**Problem details**
All the data must come back unchanged, except that pictures are left out.

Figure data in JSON
● ● ●

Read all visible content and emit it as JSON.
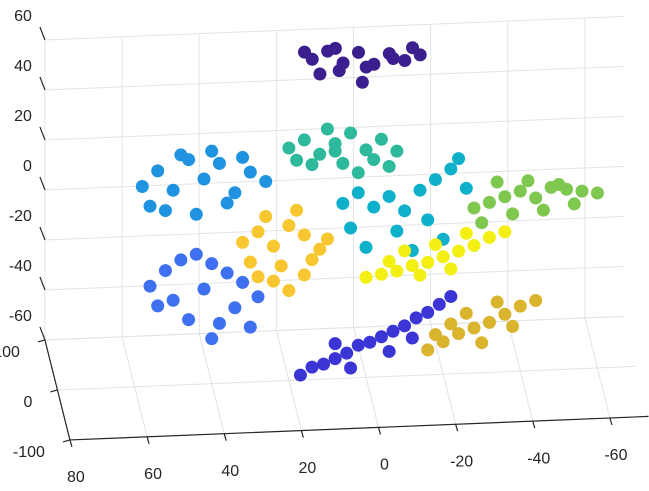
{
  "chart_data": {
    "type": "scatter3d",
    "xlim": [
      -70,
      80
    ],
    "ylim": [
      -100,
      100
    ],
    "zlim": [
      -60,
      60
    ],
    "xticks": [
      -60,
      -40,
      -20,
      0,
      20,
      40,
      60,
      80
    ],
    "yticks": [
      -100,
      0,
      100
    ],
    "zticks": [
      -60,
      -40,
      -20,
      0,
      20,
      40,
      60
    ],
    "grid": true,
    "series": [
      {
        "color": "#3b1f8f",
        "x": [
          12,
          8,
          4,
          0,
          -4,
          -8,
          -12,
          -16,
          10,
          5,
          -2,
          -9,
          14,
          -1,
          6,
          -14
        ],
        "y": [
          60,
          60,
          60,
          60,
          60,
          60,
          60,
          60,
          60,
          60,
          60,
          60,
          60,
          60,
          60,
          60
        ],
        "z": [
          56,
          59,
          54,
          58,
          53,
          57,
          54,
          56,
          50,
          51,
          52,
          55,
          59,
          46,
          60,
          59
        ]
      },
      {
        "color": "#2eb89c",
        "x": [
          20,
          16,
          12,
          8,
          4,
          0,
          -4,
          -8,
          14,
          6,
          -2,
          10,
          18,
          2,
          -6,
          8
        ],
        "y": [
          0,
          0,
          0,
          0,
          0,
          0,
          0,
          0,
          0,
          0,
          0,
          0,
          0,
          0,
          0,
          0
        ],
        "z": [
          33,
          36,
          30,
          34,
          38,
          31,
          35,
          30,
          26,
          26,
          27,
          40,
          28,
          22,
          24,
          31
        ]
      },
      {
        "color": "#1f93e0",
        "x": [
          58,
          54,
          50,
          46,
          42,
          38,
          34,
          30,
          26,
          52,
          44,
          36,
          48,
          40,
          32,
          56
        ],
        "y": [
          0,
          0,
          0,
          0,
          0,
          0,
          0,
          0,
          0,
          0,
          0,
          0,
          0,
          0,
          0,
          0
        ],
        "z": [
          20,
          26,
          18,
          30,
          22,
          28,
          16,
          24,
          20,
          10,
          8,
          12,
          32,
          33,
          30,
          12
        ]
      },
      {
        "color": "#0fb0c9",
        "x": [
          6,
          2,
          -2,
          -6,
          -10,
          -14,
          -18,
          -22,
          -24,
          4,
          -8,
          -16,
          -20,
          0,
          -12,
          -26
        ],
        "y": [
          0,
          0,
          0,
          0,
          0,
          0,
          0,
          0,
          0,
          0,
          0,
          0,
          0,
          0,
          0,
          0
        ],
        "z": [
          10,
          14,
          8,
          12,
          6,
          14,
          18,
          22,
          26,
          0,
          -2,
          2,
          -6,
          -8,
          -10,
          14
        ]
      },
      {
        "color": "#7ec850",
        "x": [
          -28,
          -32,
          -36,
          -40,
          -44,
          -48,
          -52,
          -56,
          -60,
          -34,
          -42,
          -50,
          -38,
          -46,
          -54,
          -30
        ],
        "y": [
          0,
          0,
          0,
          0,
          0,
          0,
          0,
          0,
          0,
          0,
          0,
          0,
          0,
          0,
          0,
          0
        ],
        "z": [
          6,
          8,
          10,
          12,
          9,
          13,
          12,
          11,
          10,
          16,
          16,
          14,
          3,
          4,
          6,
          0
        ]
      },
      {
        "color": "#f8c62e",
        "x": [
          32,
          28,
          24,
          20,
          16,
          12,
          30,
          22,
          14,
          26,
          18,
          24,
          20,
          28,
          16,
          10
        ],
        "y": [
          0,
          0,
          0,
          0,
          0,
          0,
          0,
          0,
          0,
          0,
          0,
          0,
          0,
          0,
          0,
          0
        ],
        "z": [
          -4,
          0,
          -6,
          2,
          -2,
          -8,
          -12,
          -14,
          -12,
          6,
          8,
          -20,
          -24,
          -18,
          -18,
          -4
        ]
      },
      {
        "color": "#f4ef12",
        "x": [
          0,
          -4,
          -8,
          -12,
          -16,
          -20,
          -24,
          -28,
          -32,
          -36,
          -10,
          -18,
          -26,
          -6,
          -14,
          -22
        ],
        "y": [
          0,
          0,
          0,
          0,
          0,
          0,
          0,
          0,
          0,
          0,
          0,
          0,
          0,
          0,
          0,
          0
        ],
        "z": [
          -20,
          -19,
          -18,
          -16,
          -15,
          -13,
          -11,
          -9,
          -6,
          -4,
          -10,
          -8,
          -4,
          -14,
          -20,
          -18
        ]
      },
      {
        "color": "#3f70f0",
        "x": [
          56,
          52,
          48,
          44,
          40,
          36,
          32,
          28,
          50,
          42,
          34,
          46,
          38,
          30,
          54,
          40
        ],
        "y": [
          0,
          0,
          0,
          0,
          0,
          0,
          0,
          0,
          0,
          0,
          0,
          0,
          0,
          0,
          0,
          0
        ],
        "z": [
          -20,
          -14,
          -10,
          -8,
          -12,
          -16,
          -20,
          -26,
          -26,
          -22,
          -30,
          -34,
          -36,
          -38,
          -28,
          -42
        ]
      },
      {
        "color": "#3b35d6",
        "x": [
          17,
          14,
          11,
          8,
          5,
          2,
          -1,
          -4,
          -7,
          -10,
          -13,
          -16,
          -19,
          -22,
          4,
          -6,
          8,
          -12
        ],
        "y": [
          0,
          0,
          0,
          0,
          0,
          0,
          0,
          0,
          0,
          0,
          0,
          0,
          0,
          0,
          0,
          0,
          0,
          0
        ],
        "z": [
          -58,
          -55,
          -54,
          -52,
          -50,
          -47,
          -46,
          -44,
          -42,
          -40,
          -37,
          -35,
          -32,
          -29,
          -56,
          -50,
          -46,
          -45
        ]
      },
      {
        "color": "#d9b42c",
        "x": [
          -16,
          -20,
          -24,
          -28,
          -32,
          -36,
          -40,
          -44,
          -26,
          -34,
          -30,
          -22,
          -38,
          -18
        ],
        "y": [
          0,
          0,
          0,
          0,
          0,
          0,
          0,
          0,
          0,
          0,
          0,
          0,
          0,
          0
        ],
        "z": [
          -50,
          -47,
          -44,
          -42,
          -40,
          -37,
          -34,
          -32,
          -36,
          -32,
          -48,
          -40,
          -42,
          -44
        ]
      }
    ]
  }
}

● ● ●

**Written answer**
Read all visible content and emit it as JSON.
{
  "chart_data": {
    "type": "scatter3d",
    "xlim": [
      -70,
      80
    ],
    "ylim": [
      -100,
      100
    ],
    "zlim": [
      -60,
      60
    ],
    "xticks": [
      -60,
      -40,
      -20,
      0,
      20,
      40,
      60,
      80
    ],
    "yticks": [
      -100,
      0,
      100
    ],
    "zticks": [
      -60,
      -40,
      -20,
      0,
      20,
      40,
      60
    ],
    "grid": true,
    "series": [
      {
        "color": "#3b1f8f",
        "x": [
          12,
          8,
          4,
          0,
          -4,
          -8,
          -12,
          -16,
          10,
          5,
          -2,
          -9,
          14,
          -1,
          6,
          -14
        ],
        "y": [
          60,
          60,
          60,
          60,
          60,
          60,
          60,
          60,
          60,
          60,
          60,
          60,
          60,
          60,
          60,
          60
        ],
        "z": [
          56,
          59,
          54,
          58,
          53,
          57,
          54,
          56,
          50,
          51,
          52,
          55,
          59,
          46,
          60,
          59
        ]
      },
      {
        "color": "#2eb89c",
        "x": [
          20,
          16,
          12,
          8,
          4,
          0,
          -4,
          -8,
          14,
          6,
          -2,
          10,
          18,
          2,
          -6,
          8
        ],
        "y": [
          0,
          0,
          0,
          0,
          0,
          0,
          0,
          0,
          0,
          0,
          0,
          0,
          0,
          0,
          0,
          0
        ],
        "z": [
          33,
          36,
          30,
          34,
          38,
          31,
          35,
          30,
          26,
          26,
          27,
          40,
          28,
          22,
          24,
          31
        ]
      },
      {
        "color": "#1f93e0",
        "x": [
          58,
          54,
          50,
          46,
          42,
          38,
          34,
          30,
          26,
          52,
          44,
          36,
          48,
          40,
          32,
          56
        ],
        "y": [
          0,
          0,
          0,
          0,
          0,
          0,
          0,
          0,
          0,
          0,
          0,
          0,
          0,
          0,
          0,
          0
        ],
        "z": [
          20,
          26,
          18,
          30,
          22,
          28,
          16,
          24,
          20,
          10,
          8,
          12,
          32,
          33,
          30,
          12
        ]
      },
      {
        "color": "#0fb0c9",
        "x": [
          6,
          2,
          -2,
          -6,
          -10,
          -14,
          -18,
          -22,
          -24,
          4,
          -8,
          -16,
          -20,
          0,
          -12,
          -26
        ],
        "y": [
          0,
          0,
          0,
          0,
          0,
          0,
          0,
          0,
          0,
          0,
          0,
          0,
          0,
          0,
          0,
          0
        ],
        "z": [
          10,
          14,
          8,
          12,
          6,
          14,
          18,
          22,
          26,
          0,
          -2,
          2,
          -6,
          -8,
          -10,
          14
        ]
      },
      {
        "color": "#7ec850",
        "x": [
          -28,
          -32,
          -36,
          -40,
          -44,
          -48,
          -52,
          -56,
          -60,
          -34,
          -42,
          -50,
          -38,
          -46,
          -54,
          -30
        ],
        "y": [
          0,
          0,
          0,
          0,
          0,
          0,
          0,
          0,
          0,
          0,
          0,
          0,
          0,
          0,
          0,
          0
        ],
        "z": [
          6,
          8,
          10,
          12,
          9,
          13,
          12,
          11,
          10,
          16,
          16,
          14,
          3,
          4,
          6,
          0
        ]
      },
      {
        "color": "#f8c62e",
        "x": [
          32,
          28,
          24,
          20,
          16,
          12,
          30,
          22,
          14,
          26,
          18,
          24,
          20,
          28,
          16,
          10
        ],
        "y": [
          0,
          0,
          0,
          0,
          0,
          0,
          0,
          0,
          0,
          0,
          0,
          0,
          0,
          0,
          0,
          0
        ],
        "z": [
          -4,
          0,
          -6,
          2,
          -2,
          -8,
          -12,
          -14,
          -12,
          6,
          8,
          -20,
          -24,
          -18,
          -18,
          -4
        ]
      },
      {
        "color": "#f4ef12",
        "x": [
          0,
          -4,
          -8,
          -12,
          -16,
          -20,
          -24,
          -28,
          -32,
          -36,
          -10,
          -18,
          -26,
          -6,
          -14,
          -22
        ],
        "y": [
          0,
          0,
          0,
          0,
          0,
          0,
          0,
          0,
          0,
          0,
          0,
          0,
          0,
          0,
          0,
          0
        ],
        "z": [
          -20,
          -19,
          -18,
          -16,
          -15,
          -13,
          -11,
          -9,
          -6,
          -4,
          -10,
          -8,
          -4,
          -14,
          -20,
          -18
        ]
      },
      {
        "color": "#3f70f0",
        "x": [
          56,
          52,
          48,
          44,
          40,
          36,
          32,
          28,
          50,
          42,
          34,
          46,
          38,
          30,
          54,
          40
        ],
        "y": [
          0,
          0,
          0,
          0,
          0,
          0,
          0,
          0,
          0,
          0,
          0,
          0,
          0,
          0,
          0,
          0
        ],
        "z": [
          -20,
          -14,
          -10,
          -8,
          -12,
          -16,
          -20,
          -26,
          -26,
          -22,
          -30,
          -34,
          -36,
          -38,
          -28,
          -42
        ]
      },
      {
        "color": "#3b35d6",
        "x": [
          17,
          14,
          11,
          8,
          5,
          2,
          -1,
          -4,
          -7,
          -10,
          -13,
          -16,
          -19,
          -22,
          4,
          -6,
          8,
          -12
        ],
        "y": [
          0,
          0,
          0,
          0,
          0,
          0,
          0,
          0,
          0,
          0,
          0,
          0,
          0,
          0,
          0,
          0,
          0,
          0
        ],
        "z": [
          -58,
          -55,
          -54,
          -52,
          -50,
          -47,
          -46,
          -44,
          -42,
          -40,
          -37,
          -35,
          -32,
          -29,
          -56,
          -50,
          -46,
          -45
        ]
      },
      {
        "color": "#d9b42c",
        "x": [
          -16,
          -20,
          -24,
          -28,
          -32,
          -36,
          -40,
          -44,
          -26,
          -34,
          -30,
          -22,
          -38,
          -18
        ],
        "y": [
          0,
          0,
          0,
          0,
          0,
          0,
          0,
          0,
          0,
          0,
          0,
          0,
          0,
          0
        ],
        "z": [
          -50,
          -47,
          -44,
          -42,
          -40,
          -37,
          -34,
          -32,
          -36,
          -32,
          -48,
          -40,
          -42,
          -44
        ]
      }
    ]
  }
}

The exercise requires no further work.